• THE INPUT:
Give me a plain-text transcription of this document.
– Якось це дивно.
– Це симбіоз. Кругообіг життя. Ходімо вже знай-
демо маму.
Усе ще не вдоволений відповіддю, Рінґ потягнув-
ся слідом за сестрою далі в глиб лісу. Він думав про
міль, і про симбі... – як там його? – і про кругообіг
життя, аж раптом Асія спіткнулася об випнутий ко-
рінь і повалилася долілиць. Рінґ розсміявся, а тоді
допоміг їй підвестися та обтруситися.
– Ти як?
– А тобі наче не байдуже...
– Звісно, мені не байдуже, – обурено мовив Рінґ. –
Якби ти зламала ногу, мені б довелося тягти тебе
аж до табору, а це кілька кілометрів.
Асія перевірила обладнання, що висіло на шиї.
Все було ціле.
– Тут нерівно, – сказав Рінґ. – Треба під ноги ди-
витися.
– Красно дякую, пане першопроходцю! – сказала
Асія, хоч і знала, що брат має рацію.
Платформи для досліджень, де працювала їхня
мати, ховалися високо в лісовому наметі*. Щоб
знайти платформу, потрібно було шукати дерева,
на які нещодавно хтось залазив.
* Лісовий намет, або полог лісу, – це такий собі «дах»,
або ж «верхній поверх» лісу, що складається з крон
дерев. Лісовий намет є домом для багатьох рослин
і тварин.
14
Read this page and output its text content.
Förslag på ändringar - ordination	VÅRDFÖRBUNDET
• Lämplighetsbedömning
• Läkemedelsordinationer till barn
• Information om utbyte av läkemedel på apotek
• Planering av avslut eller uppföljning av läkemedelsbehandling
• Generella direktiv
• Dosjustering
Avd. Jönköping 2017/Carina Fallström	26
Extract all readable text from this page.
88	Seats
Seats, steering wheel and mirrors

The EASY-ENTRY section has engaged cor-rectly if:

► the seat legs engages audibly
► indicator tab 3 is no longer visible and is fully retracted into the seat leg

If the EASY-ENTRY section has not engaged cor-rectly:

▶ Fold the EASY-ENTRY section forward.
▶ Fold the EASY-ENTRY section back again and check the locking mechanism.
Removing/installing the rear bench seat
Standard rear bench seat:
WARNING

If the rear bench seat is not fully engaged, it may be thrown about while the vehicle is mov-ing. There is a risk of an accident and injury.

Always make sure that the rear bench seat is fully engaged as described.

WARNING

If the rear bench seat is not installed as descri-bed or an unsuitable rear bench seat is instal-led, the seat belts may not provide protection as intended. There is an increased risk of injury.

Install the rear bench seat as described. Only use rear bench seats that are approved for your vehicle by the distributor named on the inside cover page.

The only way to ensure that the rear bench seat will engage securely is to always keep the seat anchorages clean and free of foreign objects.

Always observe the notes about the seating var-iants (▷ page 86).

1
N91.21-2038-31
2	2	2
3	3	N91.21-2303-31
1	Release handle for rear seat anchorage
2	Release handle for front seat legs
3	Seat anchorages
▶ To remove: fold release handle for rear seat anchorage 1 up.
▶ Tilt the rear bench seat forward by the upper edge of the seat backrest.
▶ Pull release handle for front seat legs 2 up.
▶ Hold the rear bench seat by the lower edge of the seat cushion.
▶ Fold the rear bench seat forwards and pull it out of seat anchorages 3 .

• PROBLEM REQUIREMENTS: Repeat each entry word for word.

• EXERCISE RESPONSE:
Give me a plain-text transcription of this document.
– Якось це дивно.
– Це симбіоз. Кругообіг життя. Ходімо вже знай-
демо маму.
Усе ще не вдоволений відповіддю, Рінґ потягнув-
ся слідом за сестрою далі в глиб лісу. Він думав про
міль, і про симбі... – як там його? – і про кругообіг
життя, аж раптом Асія спіткнулася об випнутий ко-
рінь і повалилася долілиць. Рінґ розсміявся, а тоді
допоміг їй підвестися та обтруситися.
– Ти як?
– А тобі наче не байдуже...
– Звісно, мені не байдуже, – обурено мовив Рінґ. –
Якби ти зламала ногу, мені б довелося тягти тебе
аж до табору, а це кілька кілометрів.
Асія перевірила обладнання, що висіло на шиї.
Все було ціле.
– Тут нерівно, – сказав Рінґ. – Треба під ноги ди-
витися.
– Красно дякую, пане першопроходцю! – сказала
Асія, хоч і знала, що брат має рацію.
Платформи для досліджень, де працювала їхня
мати, ховалися високо в лісовому наметі*. Щоб
знайти платформу, потрібно було шукати дерева,
на які нещодавно хтось залазив.
* Лісовий намет, або полог лісу, – це такий собі «дах»,
або ж «верхній поверх» лісу, що складається з крон
дерев. Лісовий намет є домом для багатьох рослин
і тварин.
14
Read this page and output its text content.
Förslag på ändringar - ordination	VÅRDFÖRBUNDET
• Lämplighetsbedömning
• Läkemedelsordinationer till barn
• Information om utbyte av läkemedel på apotek
• Planering av avslut eller uppföljning av läkemedelsbehandling
• Generella direktiv
• Dosjustering
Avd. Jönköping 2017/Carina Fallström	26
Extract all readable text from this page.
88	Seats
Seats, steering wheel and mirrors

The EASY-ENTRY section has engaged cor-rectly if:

► the seat legs engages audibly
► indicator tab 3 is no longer visible and is fully retracted into the seat leg

If the EASY-ENTRY section has not engaged cor-rectly:

▶ Fold the EASY-ENTRY section forward.
▶ Fold the EASY-ENTRY section back again and check the locking mechanism.
Removing/installing the rear bench seat
Standard rear bench seat:
WARNING

If the rear bench seat is not fully engaged, it may be thrown about while the vehicle is mov-ing. There is a risk of an accident and injury.

Always make sure that the rear bench seat is fully engaged as described.

WARNING

If the rear bench seat is not installed as descri-bed or an unsuitable rear bench seat is instal-led, the seat belts may not provide protection as intended. There is an increased risk of injury.

Install the rear bench seat as described. Only use rear bench seats that are approved for your vehicle by the distributor named on the inside cover page.

The only way to ensure that the rear bench seat will engage securely is to always keep the seat anchorages clean and free of foreign objects.

Always observe the notes about the seating var-iants (▷ page 86).

1
N91.21-2038-31
2	2	2
3	3	N91.21-2303-31
1	Release handle for rear seat anchorage
2	Release handle for front seat legs
3	Seat anchorages
▶ To remove: fold release handle for rear seat anchorage 1 up.
▶ Tilt the rear bench seat forward by the upper edge of the seat backrest.
▶ Pull release handle for front seat legs 2 up.
▶ Hold the rear bench seat by the lower edge of the seat cushion.
▶ Fold the rear bench seat forwards and pull it out of seat anchorages 3 .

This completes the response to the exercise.